§ **Exercise prompt**:
Copy out the entries exactly, from the first line to the last.

§ **Records for this exercise**:
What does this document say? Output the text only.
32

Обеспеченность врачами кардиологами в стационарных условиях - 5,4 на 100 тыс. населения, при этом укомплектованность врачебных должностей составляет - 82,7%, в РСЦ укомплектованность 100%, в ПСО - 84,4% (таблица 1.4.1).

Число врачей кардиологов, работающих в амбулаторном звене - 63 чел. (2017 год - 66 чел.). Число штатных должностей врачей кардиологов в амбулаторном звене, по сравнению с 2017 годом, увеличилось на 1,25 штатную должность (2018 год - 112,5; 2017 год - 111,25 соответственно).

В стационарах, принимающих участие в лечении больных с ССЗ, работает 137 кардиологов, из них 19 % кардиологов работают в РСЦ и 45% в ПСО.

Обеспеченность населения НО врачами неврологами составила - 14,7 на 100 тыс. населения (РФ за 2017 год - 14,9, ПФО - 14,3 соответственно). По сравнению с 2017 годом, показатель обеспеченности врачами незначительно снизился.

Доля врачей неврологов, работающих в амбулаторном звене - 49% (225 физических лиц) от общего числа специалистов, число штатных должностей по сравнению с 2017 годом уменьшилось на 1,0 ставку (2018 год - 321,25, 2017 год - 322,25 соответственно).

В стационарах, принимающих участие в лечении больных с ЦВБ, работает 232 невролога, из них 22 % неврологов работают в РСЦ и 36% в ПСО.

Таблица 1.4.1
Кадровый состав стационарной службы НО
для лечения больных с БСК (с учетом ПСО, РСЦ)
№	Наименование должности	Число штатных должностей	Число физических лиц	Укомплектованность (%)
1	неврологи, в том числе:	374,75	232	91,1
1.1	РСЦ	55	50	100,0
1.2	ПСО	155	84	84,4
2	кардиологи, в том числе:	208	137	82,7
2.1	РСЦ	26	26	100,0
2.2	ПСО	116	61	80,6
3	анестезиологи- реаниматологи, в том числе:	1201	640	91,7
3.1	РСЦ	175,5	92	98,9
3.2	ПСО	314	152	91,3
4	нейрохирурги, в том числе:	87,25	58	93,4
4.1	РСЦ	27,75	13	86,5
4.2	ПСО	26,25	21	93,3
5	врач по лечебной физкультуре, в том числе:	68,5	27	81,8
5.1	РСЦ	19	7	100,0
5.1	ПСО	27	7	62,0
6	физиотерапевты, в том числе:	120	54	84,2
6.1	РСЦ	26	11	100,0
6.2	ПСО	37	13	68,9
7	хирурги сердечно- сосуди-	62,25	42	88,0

§ **Answer to this exercise**:
What does this document say? Output the text only.
32

Обеспеченность врачами кардиологами в стационарных условиях - 5,4 на 100 тыс. населения, при этом укомплектованность врачебных должностей составляет - 82,7%, в РСЦ укомплектованность 100%, в ПСО - 84,4% (таблица 1.4.1).

Число врачей кардиологов, работающих в амбулаторном звене - 63 чел. (2017 год - 66 чел.). Число штатных должностей врачей кардиологов в амбулаторном звене, по сравнению с 2017 годом, увеличилось на 1,25 штатную должность (2018 год - 112,5; 2017 год - 111,25 соответственно).

В стационарах, принимающих участие в лечении больных с ССЗ, работает 137 кардиологов, из них 19 % кардиологов работают в РСЦ и 45% в ПСО.

Обеспеченность населения НО врачами неврологами составила - 14,7 на 100 тыс. населения (РФ за 2017 год - 14,9, ПФО - 14,3 соответственно). По сравнению с 2017 годом, показатель обеспеченности врачами незначительно снизился.

Доля врачей неврологов, работающих в амбулаторном звене - 49% (225 физических лиц) от общего числа специалистов, число штатных должностей по сравнению с 2017 годом уменьшилось на 1,0 ставку (2018 год - 321,25, 2017 год - 322,25 соответственно).

В стационарах, принимающих участие в лечении больных с ЦВБ, работает 232 невролога, из них 22 % неврологов работают в РСЦ и 36% в ПСО.

Таблица 1.4.1
Кадровый состав стационарной службы НО
для лечения больных с БСК (с учетом ПСО, РСЦ)
№	Наименование должности	Число штатных должностей	Число физических лиц	Укомплектованность (%)
1	неврологи, в том числе:	374,75	232	91,1
1.1	РСЦ	55	50	100,0
1.2	ПСО	155	84	84,4
2	кардиологи, в том числе:	208	137	82,7
2.1	РСЦ	26	26	100,0
2.2	ПСО	116	61	80,6
3	анестезиологи- реаниматологи, в том числе:	1201	640	91,7
3.1	РСЦ	175,5	92	98,9
3.2	ПСО	314	152	91,3
4	нейрохирурги, в том числе:	87,25	58	93,4
4.1	РСЦ	27,75	13	86,5
4.2	ПСО	26,25	21	93,3
5	врач по лечебной физкультуре, в том числе:	68,5	27	81,8
5.1	РСЦ	19	7	100,0
5.1	ПСО	27	7	62,0
6	физиотерапевты, в том числе:	120	54	84,2
6.1	РСЦ	26	11	100,0
6.2	ПСО	37	13	68,9
7	хирурги сердечно- сосуди-	62,25	42	88,0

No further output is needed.